▶ Your task
Return all entries word for word, but drop any images.

(begin)

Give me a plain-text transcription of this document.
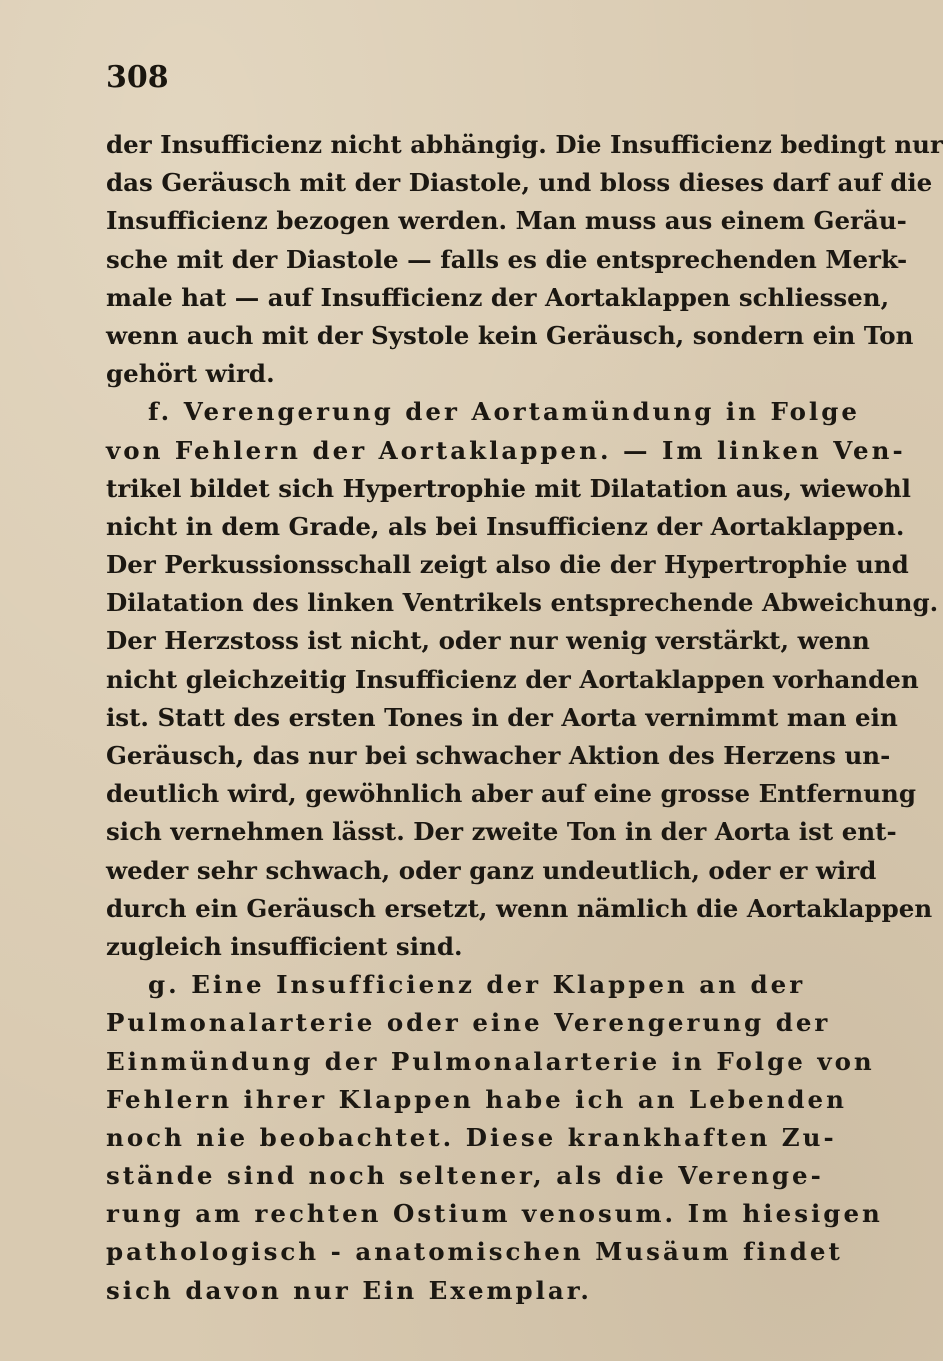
308
der Insufficienz nicht abhängig. Die Insufficienz bedingt nur
das Geräusch mit der Diastole, und bloss dieses darf auf die
Insufficienz bezogen werden. Man muss aus einem Geräu-
sche mit der Diastole — falls es die entsprechenden Merk-
male hat — auf Insufficienz der Aortaklappen schliessen,
wenn auch mit der Systole kein Geräusch, sondern ein Ton
gehört wird.
f. Verengerung der Aortamündung in Folge
von Fehlern der Aortaklappen. — Im linken Ven-
trikel bildet sich Hypertrophie mit Dilatation aus, wiewohl
nicht in dem Grade, als bei Insufficienz der Aortaklappen.
Der Perkussionsschall zeigt also die der Hypertrophie und
Dilatation des linken Ventrikels entsprechende Abweichung.
Der Herzstoss ist nicht, oder nur wenig verstärkt, wenn
nicht gleichzeitig Insufficienz der Aortaklappen vorhanden
ist. Statt des ersten Tones in der Aorta vernimmt man ein
Geräusch, das nur bei schwacher Aktion des Herzens un-
deutlich wird, gewöhnlich aber auf eine grosse Entfernung
sich vernehmen lässt. Der zweite Ton in der Aorta ist ent-
weder sehr schwach, oder ganz undeutlich, oder er wird
durch ein Geräusch ersetzt, wenn nämlich die Aortaklappen
zugleich insufficient sind.
g. Eine Insufficienz der Klappen an der
Pulmonalarterie oder eine Verengerung der
Einmündung der Pulmonalarterie in Folge von
Fehlern ihrer Klappen habe ich an Lebenden
noch nie beobachtet. Diese krankhaften Zu-
stände sind noch seltener, als die Verenge-
rung am rechten Ostium venosum. Im hiesigen
pathologisch - anatomischen Musäum findet
sich davon nur Ein Exemplar.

(end)

▶ Solved problem
Give me a plain-text transcription of this document.
308
der Insufficienz nicht abhängig. Die Insufficienz bedingt nur
das Geräusch mit der Diastole, und bloss dieses darf auf die
Insufficienz bezogen werden. Man muss aus einem Geräu-
sche mit der Diastole — falls es die entsprechenden Merk-
male hat — auf Insufficienz der Aortaklappen schliessen,
wenn auch mit der Systole kein Geräusch, sondern ein Ton
gehört wird.
f. Verengerung der Aortamündung in Folge
von Fehlern der Aortaklappen. — Im linken Ven-
trikel bildet sich Hypertrophie mit Dilatation aus, wiewohl
nicht in dem Grade, als bei Insufficienz der Aortaklappen.
Der Perkussionsschall zeigt also die der Hypertrophie und
Dilatation des linken Ventrikels entsprechende Abweichung.
Der Herzstoss ist nicht, oder nur wenig verstärkt, wenn
nicht gleichzeitig Insufficienz der Aortaklappen vorhanden
ist. Statt des ersten Tones in der Aorta vernimmt man ein
Geräusch, das nur bei schwacher Aktion des Herzens un-
deutlich wird, gewöhnlich aber auf eine grosse Entfernung
sich vernehmen lässt. Der zweite Ton in der Aorta ist ent-
weder sehr schwach, oder ganz undeutlich, oder er wird
durch ein Geräusch ersetzt, wenn nämlich die Aortaklappen
zugleich insufficient sind.
g. Eine Insufficienz der Klappen an der
Pulmonalarterie oder eine Verengerung der
Einmündung der Pulmonalarterie in Folge von
Fehlern ihrer Klappen habe ich an Lebenden
noch nie beobachtet. Diese krankhaften Zu-
stände sind noch seltener, als die Verenge-
rung am rechten Ostium venosum. Im hiesigen
pathologisch - anatomischen Musäum findet
sich davon nur Ein Exemplar.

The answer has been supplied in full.